Write out all of the entries that follow, word for word, but skip the pictures.
--- --- ---
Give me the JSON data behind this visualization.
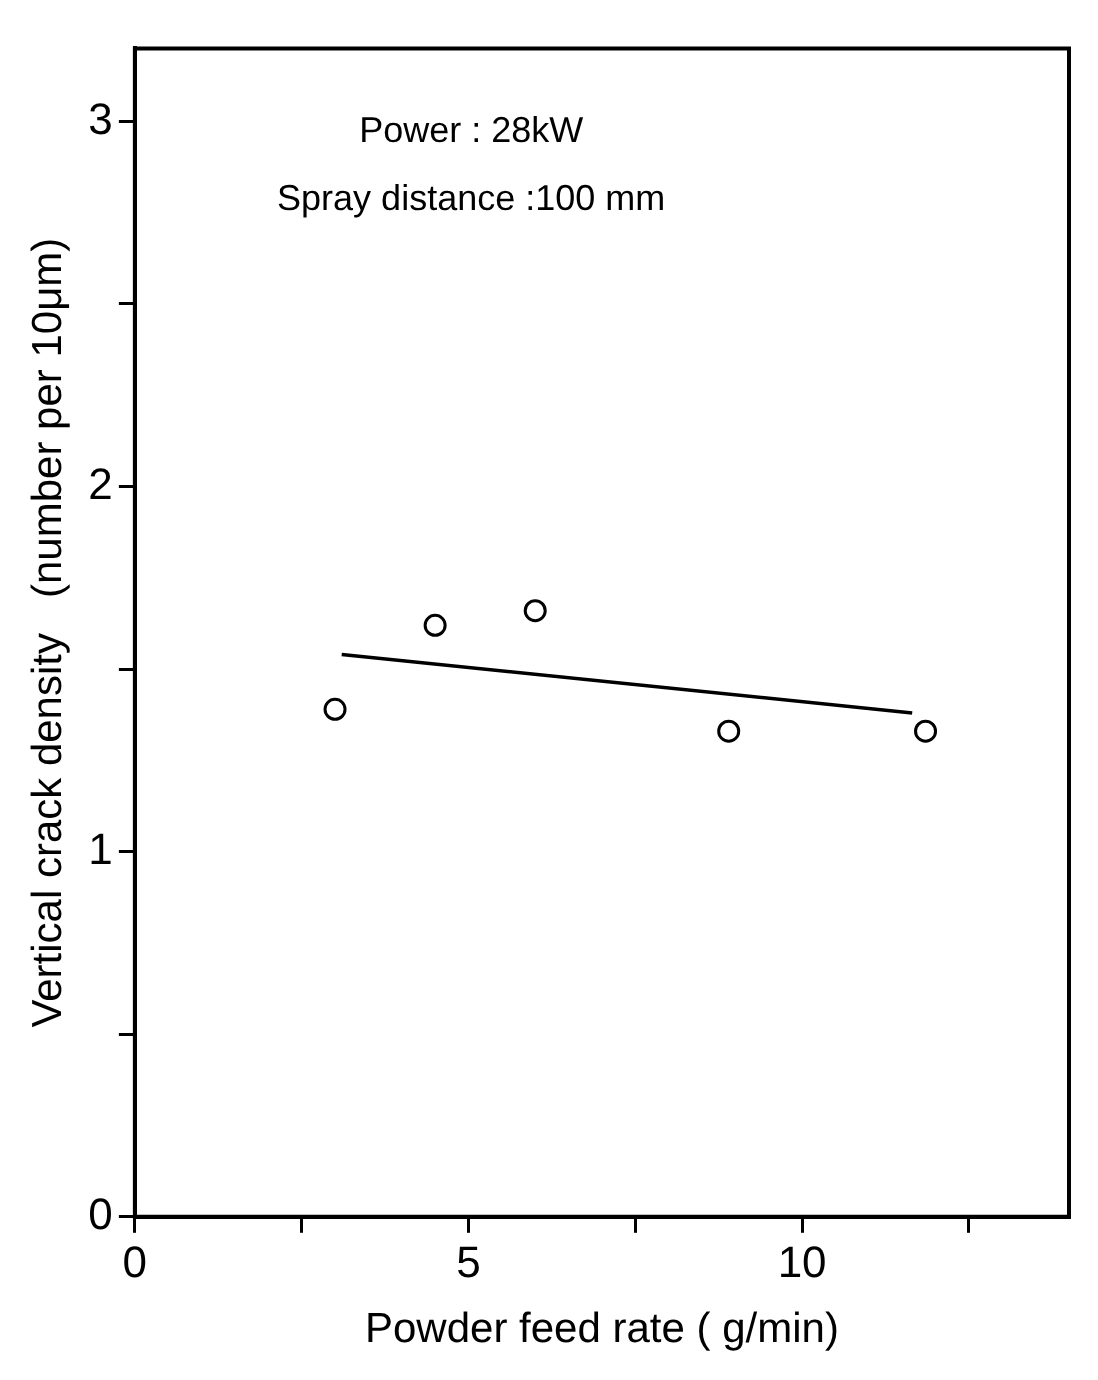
{
  "chart_data": {
    "type": "scatter",
    "xlabel": "Powder feed rate ( g/min)",
    "ylabel": "Vertical crack density   (number per 10μm)",
    "annotations": [
      "Power : 28kW",
      "Spray distance :100 mm"
    ],
    "xlim": [
      0,
      14
    ],
    "xticks": [
      0,
      {
        "value": 2.5,
        "label": null
      },
      5,
      {
        "value": 7.5,
        "label": null
      },
      10,
      {
        "value": 12.5,
        "label": null
      }
    ],
    "ylim": [
      0,
      3.2
    ],
    "yticks": [
      0,
      {
        "value": 0.5,
        "label": null
      },
      1,
      {
        "value": 1.5,
        "label": null
      },
      2,
      {
        "value": 2.5,
        "label": null
      },
      3
    ],
    "grid": false,
    "legend": false,
    "series": [
      {
        "type": "scatter",
        "color": "#000000",
        "marker": "circle",
        "x": [
          3.0,
          4.5,
          6.0,
          8.9,
          11.85
        ],
        "values": [
          1.39,
          1.62,
          1.66,
          1.33,
          1.33
        ]
      },
      {
        "type": "line",
        "color": "#000000",
        "marker": "none",
        "line_style": "solid",
        "x": [
          3.1,
          11.65
        ],
        "values": [
          1.54,
          1.38
        ]
      }
    ]
  }
}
--- --- ---
### [Final result]
Give me the JSON data behind this visualization.
{
  "chart_data": {
    "type": "scatter",
    "xlabel": "Powder feed rate ( g/min)",
    "ylabel": "Vertical crack density   (number per 10μm)",
    "annotations": [
      "Power : 28kW",
      "Spray distance :100 mm"
    ],
    "xlim": [
      0,
      14
    ],
    "xticks": [
      0,
      {
        "value": 2.5,
        "label": null
      },
      5,
      {
        "value": 7.5,
        "label": null
      },
      10,
      {
        "value": 12.5,
        "label": null
      }
    ],
    "ylim": [
      0,
      3.2
    ],
    "yticks": [
      0,
      {
        "value": 0.5,
        "label": null
      },
      1,
      {
        "value": 1.5,
        "label": null
      },
      2,
      {
        "value": 2.5,
        "label": null
      },
      3
    ],
    "grid": false,
    "legend": false,
    "series": [
      {
        "type": "scatter",
        "color": "#000000",
        "marker": "circle",
        "x": [
          3.0,
          4.5,
          6.0,
          8.9,
          11.85
        ],
        "values": [
          1.39,
          1.62,
          1.66,
          1.33,
          1.33
        ]
      },
      {
        "type": "line",
        "color": "#000000",
        "marker": "none",
        "line_style": "solid",
        "x": [
          3.1,
          11.65
        ],
        "values": [
          1.54,
          1.38
        ]
      }
    ]
  }
}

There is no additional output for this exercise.